[LISTED ENTRIES]
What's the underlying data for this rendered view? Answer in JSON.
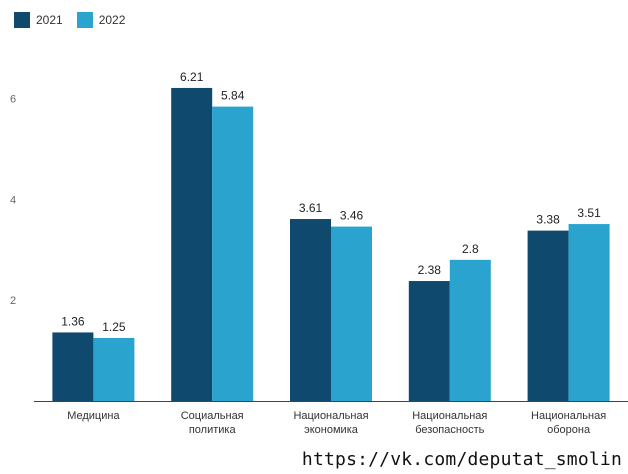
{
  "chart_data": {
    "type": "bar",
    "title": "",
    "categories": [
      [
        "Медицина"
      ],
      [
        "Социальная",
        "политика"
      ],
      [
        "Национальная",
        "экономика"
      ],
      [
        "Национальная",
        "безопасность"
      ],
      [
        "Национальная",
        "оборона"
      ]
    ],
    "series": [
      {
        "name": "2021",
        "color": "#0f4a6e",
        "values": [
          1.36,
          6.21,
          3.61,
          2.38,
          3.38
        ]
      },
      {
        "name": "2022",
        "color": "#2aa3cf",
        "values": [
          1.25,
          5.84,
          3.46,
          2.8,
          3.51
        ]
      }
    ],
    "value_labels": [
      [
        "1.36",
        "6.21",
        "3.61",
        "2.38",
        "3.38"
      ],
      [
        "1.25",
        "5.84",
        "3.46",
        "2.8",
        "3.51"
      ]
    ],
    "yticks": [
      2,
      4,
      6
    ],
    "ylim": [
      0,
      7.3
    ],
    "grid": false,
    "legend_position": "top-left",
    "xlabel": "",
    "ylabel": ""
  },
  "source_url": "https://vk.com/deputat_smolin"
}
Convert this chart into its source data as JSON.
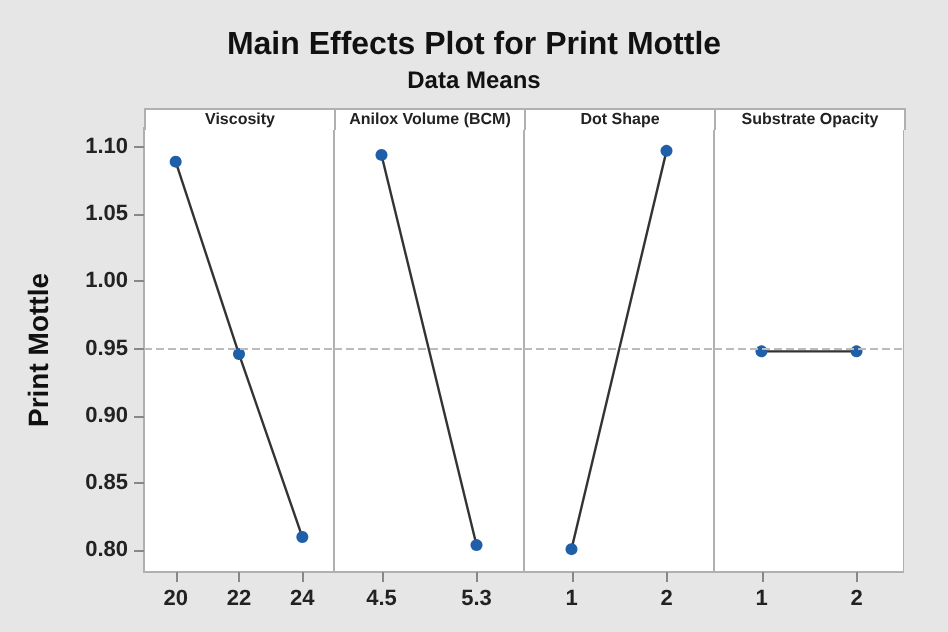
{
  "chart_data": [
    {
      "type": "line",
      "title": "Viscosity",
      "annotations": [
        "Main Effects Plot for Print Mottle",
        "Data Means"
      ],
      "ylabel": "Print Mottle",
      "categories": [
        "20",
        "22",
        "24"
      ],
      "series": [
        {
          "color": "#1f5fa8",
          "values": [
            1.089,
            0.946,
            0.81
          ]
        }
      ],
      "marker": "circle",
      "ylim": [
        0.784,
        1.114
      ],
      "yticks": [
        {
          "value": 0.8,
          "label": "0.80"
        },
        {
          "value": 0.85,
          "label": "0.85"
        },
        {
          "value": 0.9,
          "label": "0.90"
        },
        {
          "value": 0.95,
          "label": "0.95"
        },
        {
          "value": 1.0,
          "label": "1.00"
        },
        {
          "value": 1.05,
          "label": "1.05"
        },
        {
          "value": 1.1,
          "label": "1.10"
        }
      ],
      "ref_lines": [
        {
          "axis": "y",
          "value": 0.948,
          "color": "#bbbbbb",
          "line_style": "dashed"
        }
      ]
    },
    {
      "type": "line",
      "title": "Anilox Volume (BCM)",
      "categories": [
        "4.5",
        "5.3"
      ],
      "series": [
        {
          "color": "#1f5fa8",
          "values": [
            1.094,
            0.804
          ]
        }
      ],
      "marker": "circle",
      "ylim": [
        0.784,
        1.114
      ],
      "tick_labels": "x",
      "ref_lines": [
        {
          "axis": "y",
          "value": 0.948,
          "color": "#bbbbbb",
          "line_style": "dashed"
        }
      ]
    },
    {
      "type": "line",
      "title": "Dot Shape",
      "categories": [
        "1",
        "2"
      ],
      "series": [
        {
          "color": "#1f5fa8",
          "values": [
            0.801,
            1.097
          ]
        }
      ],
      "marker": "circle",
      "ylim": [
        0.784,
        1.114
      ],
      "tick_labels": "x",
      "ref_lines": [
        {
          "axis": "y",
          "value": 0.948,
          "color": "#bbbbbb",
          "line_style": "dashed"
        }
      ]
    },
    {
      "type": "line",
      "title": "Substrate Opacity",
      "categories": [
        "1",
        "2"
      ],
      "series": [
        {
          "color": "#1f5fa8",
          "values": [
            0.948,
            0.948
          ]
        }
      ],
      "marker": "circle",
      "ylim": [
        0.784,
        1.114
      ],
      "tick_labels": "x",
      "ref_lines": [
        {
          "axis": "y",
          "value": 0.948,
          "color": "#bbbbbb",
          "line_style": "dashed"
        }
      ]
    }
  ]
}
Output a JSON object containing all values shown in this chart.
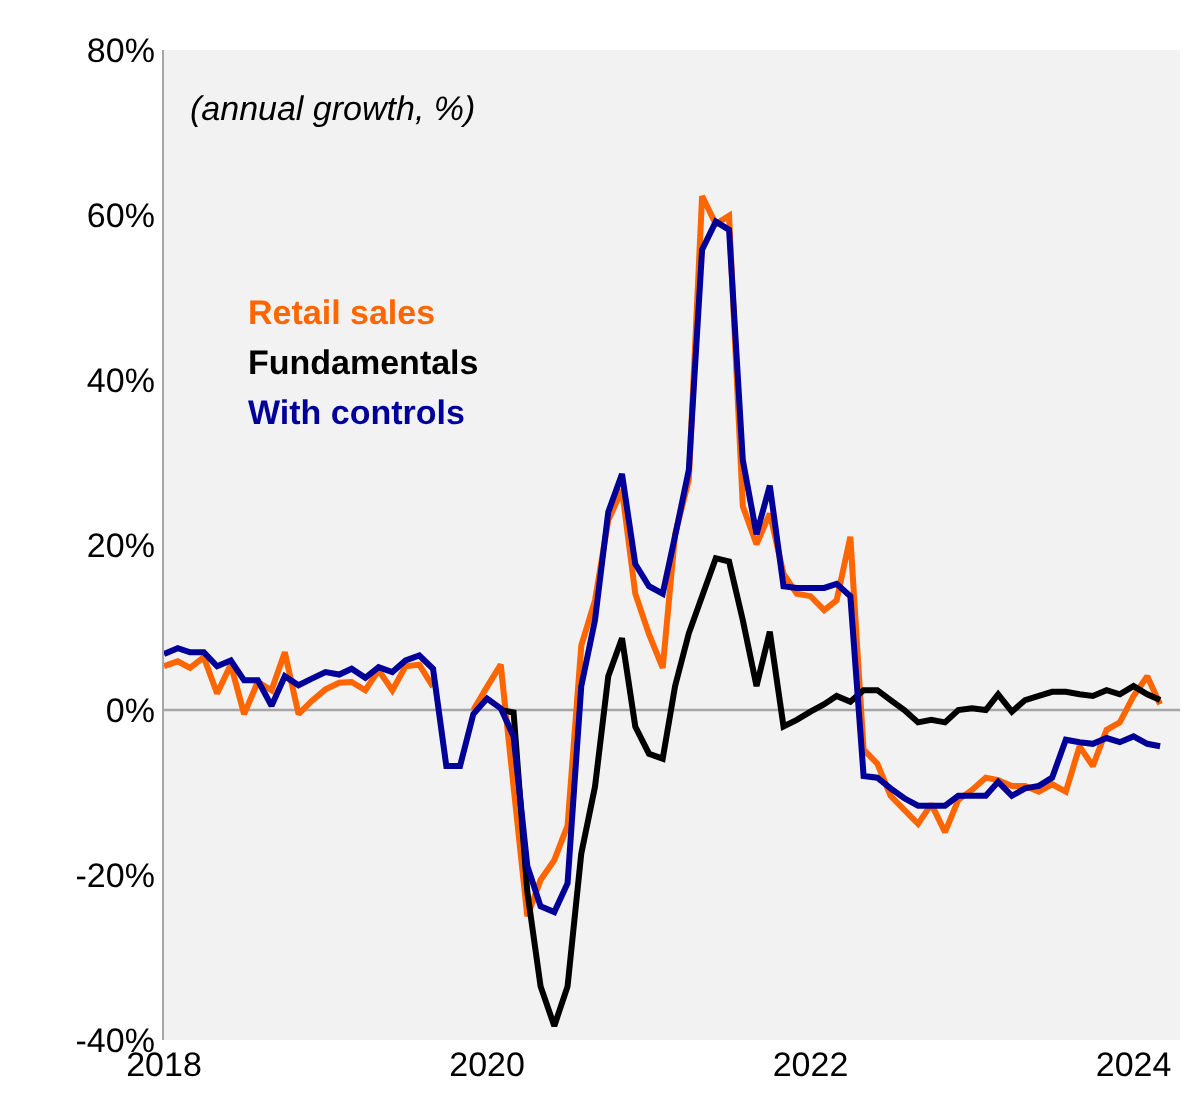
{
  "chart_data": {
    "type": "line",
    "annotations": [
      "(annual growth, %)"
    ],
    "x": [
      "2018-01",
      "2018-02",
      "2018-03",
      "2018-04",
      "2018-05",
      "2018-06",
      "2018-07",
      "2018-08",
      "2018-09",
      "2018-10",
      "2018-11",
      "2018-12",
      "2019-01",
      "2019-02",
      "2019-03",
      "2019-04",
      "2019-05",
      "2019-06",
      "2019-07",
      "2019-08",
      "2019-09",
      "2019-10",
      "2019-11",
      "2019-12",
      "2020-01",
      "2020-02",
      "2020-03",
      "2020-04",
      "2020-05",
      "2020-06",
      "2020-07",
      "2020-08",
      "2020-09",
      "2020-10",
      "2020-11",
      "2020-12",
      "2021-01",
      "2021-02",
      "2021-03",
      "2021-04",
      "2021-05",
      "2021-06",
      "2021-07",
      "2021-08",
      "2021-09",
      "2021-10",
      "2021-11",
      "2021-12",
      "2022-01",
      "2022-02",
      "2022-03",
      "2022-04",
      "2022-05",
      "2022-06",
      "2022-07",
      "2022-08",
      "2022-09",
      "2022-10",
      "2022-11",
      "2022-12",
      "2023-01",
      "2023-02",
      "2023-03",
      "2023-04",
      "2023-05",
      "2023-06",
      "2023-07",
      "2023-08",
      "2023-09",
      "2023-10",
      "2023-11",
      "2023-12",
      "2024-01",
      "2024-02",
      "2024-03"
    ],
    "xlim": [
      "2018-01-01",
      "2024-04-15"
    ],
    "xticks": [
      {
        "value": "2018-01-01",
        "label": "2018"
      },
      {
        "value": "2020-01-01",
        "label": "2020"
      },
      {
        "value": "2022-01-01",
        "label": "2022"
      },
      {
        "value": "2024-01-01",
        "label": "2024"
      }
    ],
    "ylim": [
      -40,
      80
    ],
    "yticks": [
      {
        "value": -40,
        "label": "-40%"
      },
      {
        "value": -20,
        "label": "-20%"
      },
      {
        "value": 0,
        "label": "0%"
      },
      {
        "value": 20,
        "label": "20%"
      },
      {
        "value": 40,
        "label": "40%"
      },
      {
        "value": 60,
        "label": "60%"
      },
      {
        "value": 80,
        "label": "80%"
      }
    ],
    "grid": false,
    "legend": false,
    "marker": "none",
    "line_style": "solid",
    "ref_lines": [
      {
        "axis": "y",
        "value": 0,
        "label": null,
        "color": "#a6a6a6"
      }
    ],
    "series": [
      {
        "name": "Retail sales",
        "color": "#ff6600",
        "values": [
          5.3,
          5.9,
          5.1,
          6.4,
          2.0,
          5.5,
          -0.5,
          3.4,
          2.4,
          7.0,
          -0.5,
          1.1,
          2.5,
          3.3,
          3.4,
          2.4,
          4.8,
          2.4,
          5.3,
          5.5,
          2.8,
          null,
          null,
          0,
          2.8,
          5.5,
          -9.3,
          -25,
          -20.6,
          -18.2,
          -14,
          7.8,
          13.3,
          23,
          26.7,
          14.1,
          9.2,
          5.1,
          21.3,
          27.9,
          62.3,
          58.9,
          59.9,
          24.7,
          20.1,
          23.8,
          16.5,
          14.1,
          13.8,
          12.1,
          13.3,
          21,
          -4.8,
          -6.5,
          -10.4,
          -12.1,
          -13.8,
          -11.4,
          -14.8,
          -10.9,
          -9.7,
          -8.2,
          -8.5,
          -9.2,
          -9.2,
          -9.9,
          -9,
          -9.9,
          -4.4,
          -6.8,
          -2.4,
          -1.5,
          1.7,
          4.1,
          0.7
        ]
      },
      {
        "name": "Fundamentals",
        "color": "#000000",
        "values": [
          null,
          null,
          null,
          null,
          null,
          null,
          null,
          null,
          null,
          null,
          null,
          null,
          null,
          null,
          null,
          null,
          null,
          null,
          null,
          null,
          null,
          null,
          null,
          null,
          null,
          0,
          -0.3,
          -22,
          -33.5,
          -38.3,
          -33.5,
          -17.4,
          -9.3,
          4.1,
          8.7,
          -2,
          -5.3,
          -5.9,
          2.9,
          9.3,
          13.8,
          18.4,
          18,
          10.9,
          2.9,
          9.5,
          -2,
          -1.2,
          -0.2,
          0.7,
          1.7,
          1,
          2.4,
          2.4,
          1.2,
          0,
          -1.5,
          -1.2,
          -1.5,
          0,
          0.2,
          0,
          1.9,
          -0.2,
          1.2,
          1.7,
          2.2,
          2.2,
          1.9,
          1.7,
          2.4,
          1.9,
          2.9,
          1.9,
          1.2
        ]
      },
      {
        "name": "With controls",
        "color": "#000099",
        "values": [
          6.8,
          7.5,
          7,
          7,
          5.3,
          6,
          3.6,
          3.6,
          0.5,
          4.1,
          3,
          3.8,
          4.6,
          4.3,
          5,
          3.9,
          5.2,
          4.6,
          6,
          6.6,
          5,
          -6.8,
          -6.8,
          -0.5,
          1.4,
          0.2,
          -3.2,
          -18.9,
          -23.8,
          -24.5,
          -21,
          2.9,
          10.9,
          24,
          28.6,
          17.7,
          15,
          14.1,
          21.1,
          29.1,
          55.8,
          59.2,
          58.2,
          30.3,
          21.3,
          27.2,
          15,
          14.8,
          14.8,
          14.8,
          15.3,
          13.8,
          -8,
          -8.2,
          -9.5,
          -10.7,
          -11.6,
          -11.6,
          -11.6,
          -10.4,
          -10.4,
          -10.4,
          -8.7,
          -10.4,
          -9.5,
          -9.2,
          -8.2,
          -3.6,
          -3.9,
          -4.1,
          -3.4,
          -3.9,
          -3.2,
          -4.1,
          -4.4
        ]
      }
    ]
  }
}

[INSTRUCTIONS FOR THE TASK] Check each line above for the word "JSON" and say how many have it, with nothing else.

[WRITTEN ANSWER] 3